▶ [What is needed]: Below are records; work out how many of their lines hold the string "JSON" and give that number alone.

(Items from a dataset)

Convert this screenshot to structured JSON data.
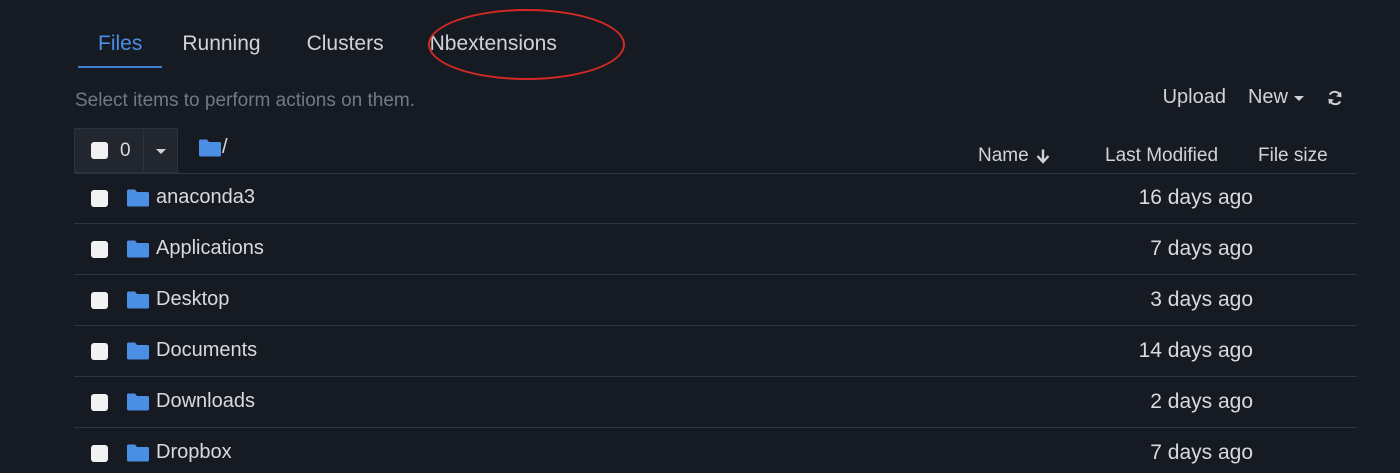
{
  "tabs": [
    {
      "label": "Files",
      "active": true
    },
    {
      "label": "Running",
      "active": false
    },
    {
      "label": "Clusters",
      "active": false
    },
    {
      "label": "Nbextensions",
      "active": false
    }
  ],
  "toolbar": {
    "hint": "Select items to perform actions on them.",
    "upload_label": "Upload",
    "new_label": "New"
  },
  "header": {
    "selected_count": "0",
    "breadcrumb_path": "/",
    "col_name": "Name",
    "col_modified": "Last Modified",
    "col_size": "File size"
  },
  "files": [
    {
      "name": "anaconda3",
      "modified": "16 days ago"
    },
    {
      "name": "Applications",
      "modified": "7 days ago"
    },
    {
      "name": "Desktop",
      "modified": "3 days ago"
    },
    {
      "name": "Documents",
      "modified": "14 days ago"
    },
    {
      "name": "Downloads",
      "modified": "2 days ago"
    },
    {
      "name": "Dropbox",
      "modified": "7 days ago"
    }
  ],
  "colors": {
    "background": "#161b23",
    "accent": "#4a8fe3",
    "folder": "#4a8fe3",
    "annotation_ellipse": "#d42a25"
  }
}
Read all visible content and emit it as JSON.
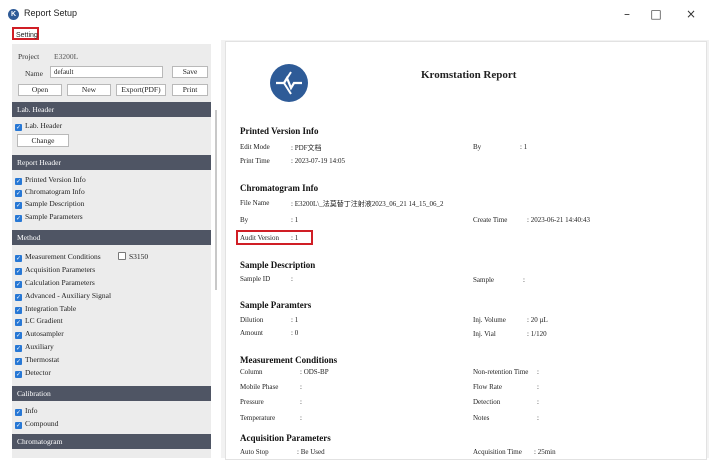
{
  "window": {
    "title": "Report Setup",
    "minimize": "–",
    "maximize": "□",
    "close": "×",
    "app_icon": "K"
  },
  "menu": {
    "setting": "Setting"
  },
  "sidebar": {
    "project_label": "Project",
    "project_value": "E3200L",
    "name_label": "Name",
    "name_value": "default",
    "buttons": {
      "save": "Save",
      "open": "Open",
      "new": "New",
      "export": "Export(PDF)",
      "print": "Print"
    },
    "lab_header": {
      "title": "Lab. Header",
      "item": "Lab. Header",
      "change": "Change"
    },
    "report_header": {
      "title": "Report Header",
      "items": [
        "Printed Version Info",
        "Chromatogram Info",
        "Sample Description",
        "Sample Parameters"
      ]
    },
    "method": {
      "title": "Method",
      "items": [
        "Measurement Conditions",
        "Acquisition Parameters",
        "Calculation Parameters",
        "Advanced - Auxiliary Signal",
        "Integration Table",
        "LC Gradient",
        "Autosampler",
        "Auxiliary",
        "Thermostat",
        "Detector"
      ],
      "extra": "S3150"
    },
    "calibration": {
      "title": "Calibration",
      "items": [
        "Info",
        "Compound"
      ]
    },
    "chromatogram": {
      "title": "Chromatogram"
    }
  },
  "report": {
    "title": "Kromstation Report",
    "printed": {
      "heading": "Printed Version Info",
      "edit_mode_label": "Edit Mode",
      "edit_mode_value": ":   PDF文档",
      "by_label": "By",
      "by_value": ":   1",
      "print_time_label": "Print Time",
      "print_time_value": ":   2023-07-19 14:05"
    },
    "chrom": {
      "heading": "Chromatogram Info",
      "file_label": "File Name",
      "file_value": ":   E3200L\\_法莫替丁注射液2023_06_21 14_15_06_2",
      "by_label": "By",
      "by_value": ":   1",
      "create_label": "Create Time",
      "create_value": ":   2023-06-21 14:40:43",
      "audit_label": "Audit Version",
      "audit_value": ":   1"
    },
    "sample_desc": {
      "heading": "Sample Description",
      "id_label": "Sample ID",
      "id_value": ":",
      "sample_label": "Sample",
      "sample_value": ":"
    },
    "sample_params": {
      "heading": "Sample Paramters",
      "dilution_label": "Dilution",
      "dilution_value": ":   1",
      "inj_vol_label": "Inj. Volume",
      "inj_vol_value": ":   20 µL",
      "amount_label": "Amount",
      "amount_value": ":   0",
      "vial_label": "Inj. Vial",
      "vial_value": ":   1/120"
    },
    "measure": {
      "heading": "Measurement Conditions",
      "column_label": "Column",
      "column_value": ":   ODS-BP",
      "nrt_label": "Non-retention Time",
      "nrt_value": ":",
      "mobile_label": "Mobile Phase",
      "mobile_value": ":",
      "flow_label": "Flow Rate",
      "flow_value": ":",
      "pressure_label": "Pressure",
      "pressure_value": ":",
      "detection_label": "Detection",
      "detection_value": ":",
      "temp_label": "Temperature",
      "temp_value": ":",
      "notes_label": "Notes",
      "notes_value": ":"
    },
    "acq": {
      "heading": "Acquisition Parameters",
      "autostop_label": "Auto Stop",
      "autostop_value": ":   Be Used",
      "acqtime_label": "Acquisition Time",
      "acqtime_value": ":   25min"
    }
  }
}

▶ [Exercise result]: 2